EXERCISE –
Please copy all the lines that follow, word for word.

-- BEGIN MATERIAL TO PROCESS --

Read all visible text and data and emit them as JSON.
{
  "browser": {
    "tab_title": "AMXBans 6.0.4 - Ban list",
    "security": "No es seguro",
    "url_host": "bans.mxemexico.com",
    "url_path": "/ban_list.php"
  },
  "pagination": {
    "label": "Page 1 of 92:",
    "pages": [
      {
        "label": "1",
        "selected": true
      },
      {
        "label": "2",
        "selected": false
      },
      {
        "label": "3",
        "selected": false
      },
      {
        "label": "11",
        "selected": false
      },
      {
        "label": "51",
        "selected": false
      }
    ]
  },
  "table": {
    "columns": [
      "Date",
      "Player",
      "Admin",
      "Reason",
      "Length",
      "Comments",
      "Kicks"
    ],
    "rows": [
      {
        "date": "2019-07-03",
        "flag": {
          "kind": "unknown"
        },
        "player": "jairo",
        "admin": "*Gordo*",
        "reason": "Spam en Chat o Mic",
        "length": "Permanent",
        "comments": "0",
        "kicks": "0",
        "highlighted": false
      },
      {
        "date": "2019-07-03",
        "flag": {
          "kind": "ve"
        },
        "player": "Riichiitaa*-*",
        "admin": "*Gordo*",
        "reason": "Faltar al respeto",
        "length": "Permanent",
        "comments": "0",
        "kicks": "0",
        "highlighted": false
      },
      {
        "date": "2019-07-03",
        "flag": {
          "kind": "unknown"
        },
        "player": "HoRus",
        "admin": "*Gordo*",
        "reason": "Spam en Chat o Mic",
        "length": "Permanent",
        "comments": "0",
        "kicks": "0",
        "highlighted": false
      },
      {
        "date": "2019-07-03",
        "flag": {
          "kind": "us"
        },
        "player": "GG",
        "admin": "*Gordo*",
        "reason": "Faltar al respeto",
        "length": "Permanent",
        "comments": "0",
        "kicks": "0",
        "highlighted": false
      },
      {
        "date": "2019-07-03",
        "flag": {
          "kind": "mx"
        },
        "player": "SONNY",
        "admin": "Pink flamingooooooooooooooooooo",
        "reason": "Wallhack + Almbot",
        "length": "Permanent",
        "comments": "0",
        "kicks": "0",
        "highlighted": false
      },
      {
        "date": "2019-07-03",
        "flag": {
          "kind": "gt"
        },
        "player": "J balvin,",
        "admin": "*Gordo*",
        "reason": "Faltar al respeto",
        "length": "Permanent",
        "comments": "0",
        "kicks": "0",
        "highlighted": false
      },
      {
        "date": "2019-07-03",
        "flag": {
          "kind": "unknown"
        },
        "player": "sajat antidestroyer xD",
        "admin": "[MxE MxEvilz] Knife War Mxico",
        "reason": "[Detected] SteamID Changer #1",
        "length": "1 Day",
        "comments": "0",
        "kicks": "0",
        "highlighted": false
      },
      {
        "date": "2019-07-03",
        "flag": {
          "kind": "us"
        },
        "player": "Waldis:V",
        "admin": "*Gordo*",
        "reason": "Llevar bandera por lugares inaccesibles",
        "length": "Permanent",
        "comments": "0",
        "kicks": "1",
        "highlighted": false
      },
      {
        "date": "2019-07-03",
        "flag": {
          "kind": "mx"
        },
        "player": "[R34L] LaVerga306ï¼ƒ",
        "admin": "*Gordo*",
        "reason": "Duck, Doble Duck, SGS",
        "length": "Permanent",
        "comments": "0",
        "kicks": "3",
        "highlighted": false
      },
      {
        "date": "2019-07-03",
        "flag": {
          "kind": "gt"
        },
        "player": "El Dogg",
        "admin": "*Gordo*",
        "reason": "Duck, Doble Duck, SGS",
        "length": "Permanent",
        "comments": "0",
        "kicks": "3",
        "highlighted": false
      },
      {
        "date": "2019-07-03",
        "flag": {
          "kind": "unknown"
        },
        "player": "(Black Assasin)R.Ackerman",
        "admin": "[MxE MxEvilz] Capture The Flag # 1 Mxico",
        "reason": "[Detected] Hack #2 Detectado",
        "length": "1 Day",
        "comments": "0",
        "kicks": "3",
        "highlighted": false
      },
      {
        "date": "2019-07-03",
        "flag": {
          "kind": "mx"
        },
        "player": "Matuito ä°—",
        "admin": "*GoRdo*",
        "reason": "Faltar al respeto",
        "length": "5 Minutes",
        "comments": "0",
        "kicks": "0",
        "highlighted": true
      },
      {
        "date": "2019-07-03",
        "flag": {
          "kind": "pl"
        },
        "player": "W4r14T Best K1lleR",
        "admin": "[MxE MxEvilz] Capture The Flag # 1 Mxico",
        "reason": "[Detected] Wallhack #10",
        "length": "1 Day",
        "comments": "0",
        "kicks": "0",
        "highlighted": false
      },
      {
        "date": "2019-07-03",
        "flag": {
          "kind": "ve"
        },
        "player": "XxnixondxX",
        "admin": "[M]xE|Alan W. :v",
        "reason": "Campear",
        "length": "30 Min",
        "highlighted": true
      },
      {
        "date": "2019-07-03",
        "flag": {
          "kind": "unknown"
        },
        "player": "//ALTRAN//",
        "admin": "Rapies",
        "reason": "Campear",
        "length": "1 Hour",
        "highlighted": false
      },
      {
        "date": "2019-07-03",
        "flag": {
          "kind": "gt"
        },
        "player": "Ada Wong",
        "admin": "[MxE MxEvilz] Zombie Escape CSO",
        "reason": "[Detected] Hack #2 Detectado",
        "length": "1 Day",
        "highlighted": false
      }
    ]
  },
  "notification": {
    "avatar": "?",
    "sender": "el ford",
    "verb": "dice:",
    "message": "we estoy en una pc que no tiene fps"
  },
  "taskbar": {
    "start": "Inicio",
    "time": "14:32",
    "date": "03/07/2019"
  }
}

-- END MATERIAL TO PROCESS --

RESULT FOR THIS TASK –
Read all visible text and data and emit them as JSON.
{
  "browser": {
    "tab_title": "AMXBans 6.0.4 - Ban list",
    "security": "No es seguro",
    "url_host": "bans.mxemexico.com",
    "url_path": "/ban_list.php"
  },
  "pagination": {
    "label": "Page 1 of 92:",
    "pages": [
      {
        "label": "1",
        "selected": true
      },
      {
        "label": "2",
        "selected": false
      },
      {
        "label": "3",
        "selected": false
      },
      {
        "label": "11",
        "selected": false
      },
      {
        "label": "51",
        "selected": false
      }
    ]
  },
  "table": {
    "columns": [
      "Date",
      "Player",
      "Admin",
      "Reason",
      "Length",
      "Comments",
      "Kicks"
    ],
    "rows": [
      {
        "date": "2019-07-03",
        "flag": {
          "kind": "unknown"
        },
        "player": "jairo",
        "admin": "*Gordo*",
        "reason": "Spam en Chat o Mic",
        "length": "Permanent",
        "comments": "0",
        "kicks": "0",
        "highlighted": false
      },
      {
        "date": "2019-07-03",
        "flag": {
          "kind": "ve"
        },
        "player": "Riichiitaa*-*",
        "admin": "*Gordo*",
        "reason": "Faltar al respeto",
        "length": "Permanent",
        "comments": "0",
        "kicks": "0",
        "highlighted": false
      },
      {
        "date": "2019-07-03",
        "flag": {
          "kind": "unknown"
        },
        "player": "HoRus",
        "admin": "*Gordo*",
        "reason": "Spam en Chat o Mic",
        "length": "Permanent",
        "comments": "0",
        "kicks": "0",
        "highlighted": false
      },
      {
        "date": "2019-07-03",
        "flag": {
          "kind": "us"
        },
        "player": "GG",
        "admin": "*Gordo*",
        "reason": "Faltar al respeto",
        "length": "Permanent",
        "comments": "0",
        "kicks": "0",
        "highlighted": false
      },
      {
        "date": "2019-07-03",
        "flag": {
          "kind": "mx"
        },
        "player": "SONNY",
        "admin": "Pink flamingooooooooooooooooooo",
        "reason": "Wallhack + Almbot",
        "length": "Permanent",
        "comments": "0",
        "kicks": "0",
        "highlighted": false
      },
      {
        "date": "2019-07-03",
        "flag": {
          "kind": "gt"
        },
        "player": "J balvin,",
        "admin": "*Gordo*",
        "reason": "Faltar al respeto",
        "length": "Permanent",
        "comments": "0",
        "kicks": "0",
        "highlighted": false
      },
      {
        "date": "2019-07-03",
        "flag": {
          "kind": "unknown"
        },
        "player": "sajat antidestroyer xD",
        "admin": "[MxE MxEvilz] Knife War Mxico",
        "reason": "[Detected] SteamID Changer #1",
        "length": "1 Day",
        "comments": "0",
        "kicks": "0",
        "highlighted": false
      },
      {
        "date": "2019-07-03",
        "flag": {
          "kind": "us"
        },
        "player": "Waldis:V",
        "admin": "*Gordo*",
        "reason": "Llevar bandera por lugares inaccesibles",
        "length": "Permanent",
        "comments": "0",
        "kicks": "1",
        "highlighted": false
      },
      {
        "date": "2019-07-03",
        "flag": {
          "kind": "mx"
        },
        "player": "[R34L] LaVerga306ï¼ƒ",
        "admin": "*Gordo*",
        "reason": "Duck, Doble Duck, SGS",
        "length": "Permanent",
        "comments": "0",
        "kicks": "3",
        "highlighted": false
      },
      {
        "date": "2019-07-03",
        "flag": {
          "kind": "gt"
        },
        "player": "El Dogg",
        "admin": "*Gordo*",
        "reason": "Duck, Doble Duck, SGS",
        "length": "Permanent",
        "comments": "0",
        "kicks": "3",
        "highlighted": false
      },
      {
        "date": "2019-07-03",
        "flag": {
          "kind": "unknown"
        },
        "player": "(Black Assasin)R.Ackerman",
        "admin": "[MxE MxEvilz] Capture The Flag # 1 Mxico",
        "reason": "[Detected] Hack #2 Detectado",
        "length": "1 Day",
        "comments": "0",
        "kicks": "3",
        "highlighted": false
      },
      {
        "date": "2019-07-03",
        "flag": {
          "kind": "mx"
        },
        "player": "Matuito ä°—",
        "admin": "*GoRdo*",
        "reason": "Faltar al respeto",
        "length": "5 Minutes",
        "comments": "0",
        "kicks": "0",
        "highlighted": true
      },
      {
        "date": "2019-07-03",
        "flag": {
          "kind": "pl"
        },
        "player": "W4r14T Best K1lleR",
        "admin": "[MxE MxEvilz] Capture The Flag # 1 Mxico",
        "reason": "[Detected] Wallhack #10",
        "length": "1 Day",
        "comments": "0",
        "kicks": "0",
        "highlighted": false
      },
      {
        "date": "2019-07-03",
        "flag": {
          "kind": "ve"
        },
        "player": "XxnixondxX",
        "admin": "[M]xE|Alan W. :v",
        "reason": "Campear",
        "length": "30 Min",
        "highlighted": true
      },
      {
        "date": "2019-07-03",
        "flag": {
          "kind": "unknown"
        },
        "player": "//ALTRAN//",
        "admin": "Rapies",
        "reason": "Campear",
        "length": "1 Hour",
        "highlighted": false
      },
      {
        "date": "2019-07-03",
        "flag": {
          "kind": "gt"
        },
        "player": "Ada Wong",
        "admin": "[MxE MxEvilz] Zombie Escape CSO",
        "reason": "[Detected] Hack #2 Detectado",
        "length": "1 Day",
        "highlighted": false
      }
    ]
  },
  "notification": {
    "avatar": "?",
    "sender": "el ford",
    "verb": "dice:",
    "message": "we estoy en una pc que no tiene fps"
  },
  "taskbar": {
    "start": "Inicio",
    "time": "14:32",
    "date": "03/07/2019"
  }
}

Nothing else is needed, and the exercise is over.